Exercise: Copy out the data below verbatim.

Excerpts from a figure dataset:

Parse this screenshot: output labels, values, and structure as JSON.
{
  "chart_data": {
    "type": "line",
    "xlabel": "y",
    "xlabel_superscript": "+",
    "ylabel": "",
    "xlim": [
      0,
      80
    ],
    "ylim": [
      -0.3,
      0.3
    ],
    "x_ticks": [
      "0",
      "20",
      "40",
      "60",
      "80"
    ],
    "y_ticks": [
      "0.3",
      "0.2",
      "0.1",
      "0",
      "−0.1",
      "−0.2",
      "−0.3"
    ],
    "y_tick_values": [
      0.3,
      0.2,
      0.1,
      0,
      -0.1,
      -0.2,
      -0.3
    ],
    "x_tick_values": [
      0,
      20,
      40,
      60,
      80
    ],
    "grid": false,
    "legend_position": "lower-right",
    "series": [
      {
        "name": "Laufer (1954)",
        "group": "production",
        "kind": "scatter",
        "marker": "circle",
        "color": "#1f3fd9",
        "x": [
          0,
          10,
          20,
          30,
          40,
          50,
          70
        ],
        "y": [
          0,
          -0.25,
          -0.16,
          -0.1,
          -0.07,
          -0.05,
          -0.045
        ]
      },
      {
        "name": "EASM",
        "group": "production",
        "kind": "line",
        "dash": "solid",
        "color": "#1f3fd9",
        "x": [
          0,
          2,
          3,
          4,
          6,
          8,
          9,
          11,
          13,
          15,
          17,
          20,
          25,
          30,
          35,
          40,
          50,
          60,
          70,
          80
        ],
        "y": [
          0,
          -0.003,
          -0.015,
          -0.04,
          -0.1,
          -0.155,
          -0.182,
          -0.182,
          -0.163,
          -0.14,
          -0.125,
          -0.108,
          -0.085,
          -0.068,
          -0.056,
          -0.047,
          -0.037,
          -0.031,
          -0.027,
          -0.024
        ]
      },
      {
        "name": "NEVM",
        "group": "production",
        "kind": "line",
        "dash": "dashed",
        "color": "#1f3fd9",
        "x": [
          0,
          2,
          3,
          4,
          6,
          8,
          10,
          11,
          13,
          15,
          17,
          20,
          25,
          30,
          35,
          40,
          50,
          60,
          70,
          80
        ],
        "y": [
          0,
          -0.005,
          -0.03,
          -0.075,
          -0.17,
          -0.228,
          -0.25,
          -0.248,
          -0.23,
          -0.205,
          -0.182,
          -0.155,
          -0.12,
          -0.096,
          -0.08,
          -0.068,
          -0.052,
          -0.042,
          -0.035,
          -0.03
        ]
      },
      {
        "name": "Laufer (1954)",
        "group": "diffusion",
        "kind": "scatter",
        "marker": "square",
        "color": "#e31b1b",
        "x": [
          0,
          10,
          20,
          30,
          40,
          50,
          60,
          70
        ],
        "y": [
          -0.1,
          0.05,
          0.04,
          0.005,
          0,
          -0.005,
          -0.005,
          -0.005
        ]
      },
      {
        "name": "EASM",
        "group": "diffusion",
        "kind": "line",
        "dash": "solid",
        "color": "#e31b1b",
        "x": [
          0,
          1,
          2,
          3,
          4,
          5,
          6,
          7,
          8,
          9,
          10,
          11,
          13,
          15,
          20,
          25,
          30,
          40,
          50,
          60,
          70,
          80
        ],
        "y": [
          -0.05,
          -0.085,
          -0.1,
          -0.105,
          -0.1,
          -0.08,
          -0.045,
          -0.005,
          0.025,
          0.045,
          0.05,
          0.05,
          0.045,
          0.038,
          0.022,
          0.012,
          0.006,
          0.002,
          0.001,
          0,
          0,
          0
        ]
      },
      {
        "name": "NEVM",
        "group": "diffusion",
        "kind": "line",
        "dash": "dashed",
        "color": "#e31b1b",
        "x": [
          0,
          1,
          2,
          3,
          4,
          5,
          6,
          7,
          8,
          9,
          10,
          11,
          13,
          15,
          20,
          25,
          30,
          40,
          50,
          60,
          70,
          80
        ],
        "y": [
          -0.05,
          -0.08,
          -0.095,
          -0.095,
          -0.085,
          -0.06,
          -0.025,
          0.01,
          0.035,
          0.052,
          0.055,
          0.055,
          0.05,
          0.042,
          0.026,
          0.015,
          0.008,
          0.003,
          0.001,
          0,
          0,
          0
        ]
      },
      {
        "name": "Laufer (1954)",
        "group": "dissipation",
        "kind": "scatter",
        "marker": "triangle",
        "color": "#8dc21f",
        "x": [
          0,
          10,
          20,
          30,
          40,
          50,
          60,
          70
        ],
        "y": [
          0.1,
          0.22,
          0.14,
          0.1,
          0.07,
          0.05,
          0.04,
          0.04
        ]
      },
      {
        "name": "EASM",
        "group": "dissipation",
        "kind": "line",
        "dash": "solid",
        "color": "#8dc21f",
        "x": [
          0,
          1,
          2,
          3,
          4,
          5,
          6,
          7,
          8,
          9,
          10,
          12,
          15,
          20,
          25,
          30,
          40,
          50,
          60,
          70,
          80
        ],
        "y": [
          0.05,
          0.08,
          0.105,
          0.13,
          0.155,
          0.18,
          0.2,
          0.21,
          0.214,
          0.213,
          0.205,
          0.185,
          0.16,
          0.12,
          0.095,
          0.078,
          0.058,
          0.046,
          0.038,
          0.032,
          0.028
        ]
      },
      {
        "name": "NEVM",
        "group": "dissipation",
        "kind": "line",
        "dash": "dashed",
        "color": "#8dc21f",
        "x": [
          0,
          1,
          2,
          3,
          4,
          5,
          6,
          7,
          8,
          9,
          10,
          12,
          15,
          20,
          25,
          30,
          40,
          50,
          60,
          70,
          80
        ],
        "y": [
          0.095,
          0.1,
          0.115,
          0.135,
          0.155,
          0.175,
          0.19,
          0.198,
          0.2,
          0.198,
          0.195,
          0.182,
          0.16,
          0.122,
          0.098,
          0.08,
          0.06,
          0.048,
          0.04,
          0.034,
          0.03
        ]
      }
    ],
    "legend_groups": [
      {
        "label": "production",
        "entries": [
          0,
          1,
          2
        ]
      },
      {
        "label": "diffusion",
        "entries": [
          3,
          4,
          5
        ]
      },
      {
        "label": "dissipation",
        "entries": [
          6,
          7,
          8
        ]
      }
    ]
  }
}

Answer in full:
Parse this screenshot: output labels, values, and structure as JSON.
{
  "chart_data": {
    "type": "line",
    "xlabel": "y",
    "xlabel_superscript": "+",
    "ylabel": "",
    "xlim": [
      0,
      80
    ],
    "ylim": [
      -0.3,
      0.3
    ],
    "x_ticks": [
      "0",
      "20",
      "40",
      "60",
      "80"
    ],
    "y_ticks": [
      "0.3",
      "0.2",
      "0.1",
      "0",
      "−0.1",
      "−0.2",
      "−0.3"
    ],
    "y_tick_values": [
      0.3,
      0.2,
      0.1,
      0,
      -0.1,
      -0.2,
      -0.3
    ],
    "x_tick_values": [
      0,
      20,
      40,
      60,
      80
    ],
    "grid": false,
    "legend_position": "lower-right",
    "series": [
      {
        "name": "Laufer (1954)",
        "group": "production",
        "kind": "scatter",
        "marker": "circle",
        "color": "#1f3fd9",
        "x": [
          0,
          10,
          20,
          30,
          40,
          50,
          70
        ],
        "y": [
          0,
          -0.25,
          -0.16,
          -0.1,
          -0.07,
          -0.05,
          -0.045
        ]
      },
      {
        "name": "EASM",
        "group": "production",
        "kind": "line",
        "dash": "solid",
        "color": "#1f3fd9",
        "x": [
          0,
          2,
          3,
          4,
          6,
          8,
          9,
          11,
          13,
          15,
          17,
          20,
          25,
          30,
          35,
          40,
          50,
          60,
          70,
          80
        ],
        "y": [
          0,
          -0.003,
          -0.015,
          -0.04,
          -0.1,
          -0.155,
          -0.182,
          -0.182,
          -0.163,
          -0.14,
          -0.125,
          -0.108,
          -0.085,
          -0.068,
          -0.056,
          -0.047,
          -0.037,
          -0.031,
          -0.027,
          -0.024
        ]
      },
      {
        "name": "NEVM",
        "group": "production",
        "kind": "line",
        "dash": "dashed",
        "color": "#1f3fd9",
        "x": [
          0,
          2,
          3,
          4,
          6,
          8,
          10,
          11,
          13,
          15,
          17,
          20,
          25,
          30,
          35,
          40,
          50,
          60,
          70,
          80
        ],
        "y": [
          0,
          -0.005,
          -0.03,
          -0.075,
          -0.17,
          -0.228,
          -0.25,
          -0.248,
          -0.23,
          -0.205,
          -0.182,
          -0.155,
          -0.12,
          -0.096,
          -0.08,
          -0.068,
          -0.052,
          -0.042,
          -0.035,
          -0.03
        ]
      },
      {
        "name": "Laufer (1954)",
        "group": "diffusion",
        "kind": "scatter",
        "marker": "square",
        "color": "#e31b1b",
        "x": [
          0,
          10,
          20,
          30,
          40,
          50,
          60,
          70
        ],
        "y": [
          -0.1,
          0.05,
          0.04,
          0.005,
          0,
          -0.005,
          -0.005,
          -0.005
        ]
      },
      {
        "name": "EASM",
        "group": "diffusion",
        "kind": "line",
        "dash": "solid",
        "color": "#e31b1b",
        "x": [
          0,
          1,
          2,
          3,
          4,
          5,
          6,
          7,
          8,
          9,
          10,
          11,
          13,
          15,
          20,
          25,
          30,
          40,
          50,
          60,
          70,
          80
        ],
        "y": [
          -0.05,
          -0.085,
          -0.1,
          -0.105,
          -0.1,
          -0.08,
          -0.045,
          -0.005,
          0.025,
          0.045,
          0.05,
          0.05,
          0.045,
          0.038,
          0.022,
          0.012,
          0.006,
          0.002,
          0.001,
          0,
          0,
          0
        ]
      },
      {
        "name": "NEVM",
        "group": "diffusion",
        "kind": "line",
        "dash": "dashed",
        "color": "#e31b1b",
        "x": [
          0,
          1,
          2,
          3,
          4,
          5,
          6,
          7,
          8,
          9,
          10,
          11,
          13,
          15,
          20,
          25,
          30,
          40,
          50,
          60,
          70,
          80
        ],
        "y": [
          -0.05,
          -0.08,
          -0.095,
          -0.095,
          -0.085,
          -0.06,
          -0.025,
          0.01,
          0.035,
          0.052,
          0.055,
          0.055,
          0.05,
          0.042,
          0.026,
          0.015,
          0.008,
          0.003,
          0.001,
          0,
          0,
          0
        ]
      },
      {
        "name": "Laufer (1954)",
        "group": "dissipation",
        "kind": "scatter",
        "marker": "triangle",
        "color": "#8dc21f",
        "x": [
          0,
          10,
          20,
          30,
          40,
          50,
          60,
          70
        ],
        "y": [
          0.1,
          0.22,
          0.14,
          0.1,
          0.07,
          0.05,
          0.04,
          0.04
        ]
      },
      {
        "name": "EASM",
        "group": "dissipation",
        "kind": "line",
        "dash": "solid",
        "color": "#8dc21f",
        "x": [
          0,
          1,
          2,
          3,
          4,
          5,
          6,
          7,
          8,
          9,
          10,
          12,
          15,
          20,
          25,
          30,
          40,
          50,
          60,
          70,
          80
        ],
        "y": [
          0.05,
          0.08,
          0.105,
          0.13,
          0.155,
          0.18,
          0.2,
          0.21,
          0.214,
          0.213,
          0.205,
          0.185,
          0.16,
          0.12,
          0.095,
          0.078,
          0.058,
          0.046,
          0.038,
          0.032,
          0.028
        ]
      },
      {
        "name": "NEVM",
        "group": "dissipation",
        "kind": "line",
        "dash": "dashed",
        "color": "#8dc21f",
        "x": [
          0,
          1,
          2,
          3,
          4,
          5,
          6,
          7,
          8,
          9,
          10,
          12,
          15,
          20,
          25,
          30,
          40,
          50,
          60,
          70,
          80
        ],
        "y": [
          0.095,
          0.1,
          0.115,
          0.135,
          0.155,
          0.175,
          0.19,
          0.198,
          0.2,
          0.198,
          0.195,
          0.182,
          0.16,
          0.122,
          0.098,
          0.08,
          0.06,
          0.048,
          0.04,
          0.034,
          0.03
        ]
      }
    ],
    "legend_groups": [
      {
        "label": "production",
        "entries": [
          0,
          1,
          2
        ]
      },
      {
        "label": "diffusion",
        "entries": [
          3,
          4,
          5
        ]
      },
      {
        "label": "dissipation",
        "entries": [
          6,
          7,
          8
        ]
      }
    ]
  }
}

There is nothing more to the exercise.